What this task involves:
From the entries below, return every line that includes the word "enge".

Entries of transcribed document text:
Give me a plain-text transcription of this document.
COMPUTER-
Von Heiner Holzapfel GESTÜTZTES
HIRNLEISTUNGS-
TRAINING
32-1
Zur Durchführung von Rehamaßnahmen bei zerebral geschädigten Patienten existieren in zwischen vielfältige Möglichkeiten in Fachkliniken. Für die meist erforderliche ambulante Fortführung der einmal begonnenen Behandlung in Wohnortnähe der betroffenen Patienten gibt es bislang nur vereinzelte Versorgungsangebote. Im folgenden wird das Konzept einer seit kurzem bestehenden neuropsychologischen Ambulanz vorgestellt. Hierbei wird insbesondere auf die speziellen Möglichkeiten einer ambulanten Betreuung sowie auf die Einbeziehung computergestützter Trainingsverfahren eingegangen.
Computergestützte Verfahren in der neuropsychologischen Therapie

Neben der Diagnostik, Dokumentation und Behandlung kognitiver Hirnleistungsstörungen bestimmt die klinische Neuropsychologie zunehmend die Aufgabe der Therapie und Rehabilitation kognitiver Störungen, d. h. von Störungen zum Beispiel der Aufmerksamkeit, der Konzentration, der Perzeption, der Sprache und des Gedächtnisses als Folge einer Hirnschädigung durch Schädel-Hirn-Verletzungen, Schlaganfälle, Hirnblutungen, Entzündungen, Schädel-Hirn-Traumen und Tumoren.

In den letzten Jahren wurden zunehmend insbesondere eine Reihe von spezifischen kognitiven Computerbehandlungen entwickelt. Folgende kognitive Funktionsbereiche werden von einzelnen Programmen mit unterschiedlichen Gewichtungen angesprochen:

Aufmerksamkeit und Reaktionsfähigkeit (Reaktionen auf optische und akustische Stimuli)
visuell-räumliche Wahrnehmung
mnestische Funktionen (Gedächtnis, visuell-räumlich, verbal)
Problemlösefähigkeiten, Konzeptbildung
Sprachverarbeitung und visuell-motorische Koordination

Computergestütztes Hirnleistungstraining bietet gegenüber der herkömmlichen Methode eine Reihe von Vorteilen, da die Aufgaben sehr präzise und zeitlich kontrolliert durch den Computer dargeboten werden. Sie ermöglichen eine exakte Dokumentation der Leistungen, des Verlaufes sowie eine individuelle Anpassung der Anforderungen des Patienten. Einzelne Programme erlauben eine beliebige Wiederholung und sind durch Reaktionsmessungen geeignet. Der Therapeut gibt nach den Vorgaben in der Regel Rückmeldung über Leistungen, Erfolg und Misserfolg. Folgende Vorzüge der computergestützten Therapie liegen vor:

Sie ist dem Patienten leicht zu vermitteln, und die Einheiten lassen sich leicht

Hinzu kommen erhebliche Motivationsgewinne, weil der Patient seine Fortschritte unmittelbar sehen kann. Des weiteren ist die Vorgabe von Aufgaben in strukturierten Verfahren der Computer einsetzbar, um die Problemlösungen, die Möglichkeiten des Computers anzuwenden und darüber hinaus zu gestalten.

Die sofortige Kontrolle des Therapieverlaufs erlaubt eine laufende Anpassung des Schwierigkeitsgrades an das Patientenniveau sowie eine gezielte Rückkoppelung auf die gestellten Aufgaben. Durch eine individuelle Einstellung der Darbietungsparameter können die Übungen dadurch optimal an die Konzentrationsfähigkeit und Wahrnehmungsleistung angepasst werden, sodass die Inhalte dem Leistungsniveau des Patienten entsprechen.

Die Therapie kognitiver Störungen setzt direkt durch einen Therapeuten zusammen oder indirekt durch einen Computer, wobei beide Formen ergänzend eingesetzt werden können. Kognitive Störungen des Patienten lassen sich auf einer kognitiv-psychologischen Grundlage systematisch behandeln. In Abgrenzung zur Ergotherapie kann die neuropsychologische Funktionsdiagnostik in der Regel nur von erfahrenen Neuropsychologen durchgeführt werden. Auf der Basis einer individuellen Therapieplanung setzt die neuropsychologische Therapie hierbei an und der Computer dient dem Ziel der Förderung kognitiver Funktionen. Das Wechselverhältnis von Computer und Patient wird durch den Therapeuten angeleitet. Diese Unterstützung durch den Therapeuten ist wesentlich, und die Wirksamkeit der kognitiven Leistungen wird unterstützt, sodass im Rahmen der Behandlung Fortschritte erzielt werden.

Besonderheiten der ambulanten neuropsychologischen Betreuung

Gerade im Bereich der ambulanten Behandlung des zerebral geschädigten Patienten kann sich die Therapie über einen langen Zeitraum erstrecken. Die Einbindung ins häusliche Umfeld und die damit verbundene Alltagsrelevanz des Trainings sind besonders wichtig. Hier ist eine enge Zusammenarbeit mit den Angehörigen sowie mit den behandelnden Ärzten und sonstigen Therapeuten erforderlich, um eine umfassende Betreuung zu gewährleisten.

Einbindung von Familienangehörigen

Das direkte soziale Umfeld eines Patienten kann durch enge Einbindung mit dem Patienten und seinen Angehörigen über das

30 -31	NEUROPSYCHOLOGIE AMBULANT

Problem solution:
Gerade im Bereich der ambulanten Behandlung des zerebral geschädigten Patienten kann sich die Therapie über einen langen Zeitraum erstrecken. Die Einbindung ins häusliche Umfeld und die damit verbundene Alltagsrelevanz des Trainings sind besonders wichtig. Hier ist eine enge Zusammenarbeit mit den Angehörigen sowie mit den behandelnden Ärzten und sonstigen Therapeuten erforderlich, um eine umfassende Betreuung zu gewährleisten.
Das direkte soziale Umfeld eines Patienten kann durch enge Einbindung mit dem Patienten und seinen Angehörigen über das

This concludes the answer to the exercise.